Listed entries
★ ★ ★ ★ ★

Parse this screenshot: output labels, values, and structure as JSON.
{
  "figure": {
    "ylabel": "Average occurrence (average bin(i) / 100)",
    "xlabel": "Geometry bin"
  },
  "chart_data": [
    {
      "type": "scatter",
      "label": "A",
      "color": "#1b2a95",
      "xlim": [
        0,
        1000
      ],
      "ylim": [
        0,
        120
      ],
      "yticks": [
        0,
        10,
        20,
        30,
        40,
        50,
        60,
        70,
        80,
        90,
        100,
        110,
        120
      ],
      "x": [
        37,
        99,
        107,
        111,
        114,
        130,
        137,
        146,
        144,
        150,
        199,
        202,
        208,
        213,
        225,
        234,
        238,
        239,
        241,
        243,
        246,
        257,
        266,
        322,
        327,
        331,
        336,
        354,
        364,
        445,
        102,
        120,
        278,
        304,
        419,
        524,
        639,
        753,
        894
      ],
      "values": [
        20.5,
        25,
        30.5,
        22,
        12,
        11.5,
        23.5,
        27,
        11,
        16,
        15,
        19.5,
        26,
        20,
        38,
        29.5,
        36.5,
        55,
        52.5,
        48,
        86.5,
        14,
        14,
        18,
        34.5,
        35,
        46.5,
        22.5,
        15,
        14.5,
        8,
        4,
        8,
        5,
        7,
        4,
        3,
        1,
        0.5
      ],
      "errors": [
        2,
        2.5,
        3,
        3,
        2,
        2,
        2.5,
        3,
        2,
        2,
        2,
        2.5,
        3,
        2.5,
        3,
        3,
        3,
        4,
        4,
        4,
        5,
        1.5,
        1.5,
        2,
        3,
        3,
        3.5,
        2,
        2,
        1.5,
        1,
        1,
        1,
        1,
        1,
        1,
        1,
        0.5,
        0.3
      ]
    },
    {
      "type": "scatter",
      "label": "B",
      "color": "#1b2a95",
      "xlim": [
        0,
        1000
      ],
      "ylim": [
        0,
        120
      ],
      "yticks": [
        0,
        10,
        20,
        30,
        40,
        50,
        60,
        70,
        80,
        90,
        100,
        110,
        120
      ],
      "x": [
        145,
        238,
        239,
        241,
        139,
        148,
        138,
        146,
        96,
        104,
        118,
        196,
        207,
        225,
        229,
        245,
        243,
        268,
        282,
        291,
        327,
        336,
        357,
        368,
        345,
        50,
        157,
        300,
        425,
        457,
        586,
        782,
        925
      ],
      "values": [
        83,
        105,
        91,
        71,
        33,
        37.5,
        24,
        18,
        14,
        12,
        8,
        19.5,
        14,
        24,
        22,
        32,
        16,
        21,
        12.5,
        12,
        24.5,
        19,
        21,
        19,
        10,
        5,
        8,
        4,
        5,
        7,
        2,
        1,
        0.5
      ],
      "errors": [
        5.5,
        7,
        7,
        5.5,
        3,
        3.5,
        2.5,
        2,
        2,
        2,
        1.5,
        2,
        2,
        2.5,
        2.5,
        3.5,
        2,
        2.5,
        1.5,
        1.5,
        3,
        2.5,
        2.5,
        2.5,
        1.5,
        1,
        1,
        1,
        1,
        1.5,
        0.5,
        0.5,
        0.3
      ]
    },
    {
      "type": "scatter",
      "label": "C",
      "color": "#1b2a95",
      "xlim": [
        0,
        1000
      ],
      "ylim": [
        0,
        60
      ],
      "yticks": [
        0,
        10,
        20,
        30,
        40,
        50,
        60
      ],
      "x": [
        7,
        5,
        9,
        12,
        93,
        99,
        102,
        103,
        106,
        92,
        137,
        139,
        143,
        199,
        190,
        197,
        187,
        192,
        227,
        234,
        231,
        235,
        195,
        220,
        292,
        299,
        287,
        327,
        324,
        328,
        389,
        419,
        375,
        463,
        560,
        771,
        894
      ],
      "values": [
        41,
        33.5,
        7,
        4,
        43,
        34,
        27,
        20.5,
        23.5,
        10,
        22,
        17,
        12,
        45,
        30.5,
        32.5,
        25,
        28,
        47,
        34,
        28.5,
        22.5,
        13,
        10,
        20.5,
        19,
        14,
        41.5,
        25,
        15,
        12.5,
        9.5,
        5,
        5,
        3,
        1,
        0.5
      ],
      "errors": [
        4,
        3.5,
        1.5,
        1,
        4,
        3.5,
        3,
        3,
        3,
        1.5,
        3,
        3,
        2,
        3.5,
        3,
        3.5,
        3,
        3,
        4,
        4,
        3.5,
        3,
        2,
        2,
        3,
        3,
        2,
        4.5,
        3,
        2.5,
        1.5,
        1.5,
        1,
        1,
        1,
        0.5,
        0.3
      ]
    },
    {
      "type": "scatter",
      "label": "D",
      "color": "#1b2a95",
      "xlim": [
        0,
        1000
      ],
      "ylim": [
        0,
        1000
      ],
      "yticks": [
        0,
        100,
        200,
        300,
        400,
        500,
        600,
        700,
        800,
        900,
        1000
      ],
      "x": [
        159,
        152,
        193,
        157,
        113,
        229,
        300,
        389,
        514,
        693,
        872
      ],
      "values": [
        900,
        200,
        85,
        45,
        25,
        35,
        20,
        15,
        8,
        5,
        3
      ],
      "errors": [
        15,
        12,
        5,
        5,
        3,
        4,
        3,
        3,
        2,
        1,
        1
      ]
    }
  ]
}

★ ★ ★ ★ ★

Stated problem
Extract the listing in its entirety, matching it exactly.

Answer to the task
Parse this screenshot: output labels, values, and structure as JSON.
{
  "figure": {
    "ylabel": "Average occurrence (average bin(i) / 100)",
    "xlabel": "Geometry bin"
  },
  "chart_data": [
    {
      "type": "scatter",
      "label": "A",
      "color": "#1b2a95",
      "xlim": [
        0,
        1000
      ],
      "ylim": [
        0,
        120
      ],
      "yticks": [
        0,
        10,
        20,
        30,
        40,
        50,
        60,
        70,
        80,
        90,
        100,
        110,
        120
      ],
      "x": [
        37,
        99,
        107,
        111,
        114,
        130,
        137,
        146,
        144,
        150,
        199,
        202,
        208,
        213,
        225,
        234,
        238,
        239,
        241,
        243,
        246,
        257,
        266,
        322,
        327,
        331,
        336,
        354,
        364,
        445,
        102,
        120,
        278,
        304,
        419,
        524,
        639,
        753,
        894
      ],
      "values": [
        20.5,
        25,
        30.5,
        22,
        12,
        11.5,
        23.5,
        27,
        11,
        16,
        15,
        19.5,
        26,
        20,
        38,
        29.5,
        36.5,
        55,
        52.5,
        48,
        86.5,
        14,
        14,
        18,
        34.5,
        35,
        46.5,
        22.5,
        15,
        14.5,
        8,
        4,
        8,
        5,
        7,
        4,
        3,
        1,
        0.5
      ],
      "errors": [
        2,
        2.5,
        3,
        3,
        2,
        2,
        2.5,
        3,
        2,
        2,
        2,
        2.5,
        3,
        2.5,
        3,
        3,
        3,
        4,
        4,
        4,
        5,
        1.5,
        1.5,
        2,
        3,
        3,
        3.5,
        2,
        2,
        1.5,
        1,
        1,
        1,
        1,
        1,
        1,
        1,
        0.5,
        0.3
      ]
    },
    {
      "type": "scatter",
      "label": "B",
      "color": "#1b2a95",
      "xlim": [
        0,
        1000
      ],
      "ylim": [
        0,
        120
      ],
      "yticks": [
        0,
        10,
        20,
        30,
        40,
        50,
        60,
        70,
        80,
        90,
        100,
        110,
        120
      ],
      "x": [
        145,
        238,
        239,
        241,
        139,
        148,
        138,
        146,
        96,
        104,
        118,
        196,
        207,
        225,
        229,
        245,
        243,
        268,
        282,
        291,
        327,
        336,
        357,
        368,
        345,
        50,
        157,
        300,
        425,
        457,
        586,
        782,
        925
      ],
      "values": [
        83,
        105,
        91,
        71,
        33,
        37.5,
        24,
        18,
        14,
        12,
        8,
        19.5,
        14,
        24,
        22,
        32,
        16,
        21,
        12.5,
        12,
        24.5,
        19,
        21,
        19,
        10,
        5,
        8,
        4,
        5,
        7,
        2,
        1,
        0.5
      ],
      "errors": [
        5.5,
        7,
        7,
        5.5,
        3,
        3.5,
        2.5,
        2,
        2,
        2,
        1.5,
        2,
        2,
        2.5,
        2.5,
        3.5,
        2,
        2.5,
        1.5,
        1.5,
        3,
        2.5,
        2.5,
        2.5,
        1.5,
        1,
        1,
        1,
        1,
        1.5,
        0.5,
        0.5,
        0.3
      ]
    },
    {
      "type": "scatter",
      "label": "C",
      "color": "#1b2a95",
      "xlim": [
        0,
        1000
      ],
      "ylim": [
        0,
        60
      ],
      "yticks": [
        0,
        10,
        20,
        30,
        40,
        50,
        60
      ],
      "x": [
        7,
        5,
        9,
        12,
        93,
        99,
        102,
        103,
        106,
        92,
        137,
        139,
        143,
        199,
        190,
        197,
        187,
        192,
        227,
        234,
        231,
        235,
        195,
        220,
        292,
        299,
        287,
        327,
        324,
        328,
        389,
        419,
        375,
        463,
        560,
        771,
        894
      ],
      "values": [
        41,
        33.5,
        7,
        4,
        43,
        34,
        27,
        20.5,
        23.5,
        10,
        22,
        17,
        12,
        45,
        30.5,
        32.5,
        25,
        28,
        47,
        34,
        28.5,
        22.5,
        13,
        10,
        20.5,
        19,
        14,
        41.5,
        25,
        15,
        12.5,
        9.5,
        5,
        5,
        3,
        1,
        0.5
      ],
      "errors": [
        4,
        3.5,
        1.5,
        1,
        4,
        3.5,
        3,
        3,
        3,
        1.5,
        3,
        3,
        2,
        3.5,
        3,
        3.5,
        3,
        3,
        4,
        4,
        3.5,
        3,
        2,
        2,
        3,
        3,
        2,
        4.5,
        3,
        2.5,
        1.5,
        1.5,
        1,
        1,
        1,
        0.5,
        0.3
      ]
    },
    {
      "type": "scatter",
      "label": "D",
      "color": "#1b2a95",
      "xlim": [
        0,
        1000
      ],
      "ylim": [
        0,
        1000
      ],
      "yticks": [
        0,
        100,
        200,
        300,
        400,
        500,
        600,
        700,
        800,
        900,
        1000
      ],
      "x": [
        159,
        152,
        193,
        157,
        113,
        229,
        300,
        389,
        514,
        693,
        872
      ],
      "values": [
        900,
        200,
        85,
        45,
        25,
        35,
        20,
        15,
        8,
        5,
        3
      ],
      "errors": [
        15,
        12,
        5,
        5,
        3,
        4,
        3,
        3,
        2,
        1,
        1
      ]
    }
  ]
}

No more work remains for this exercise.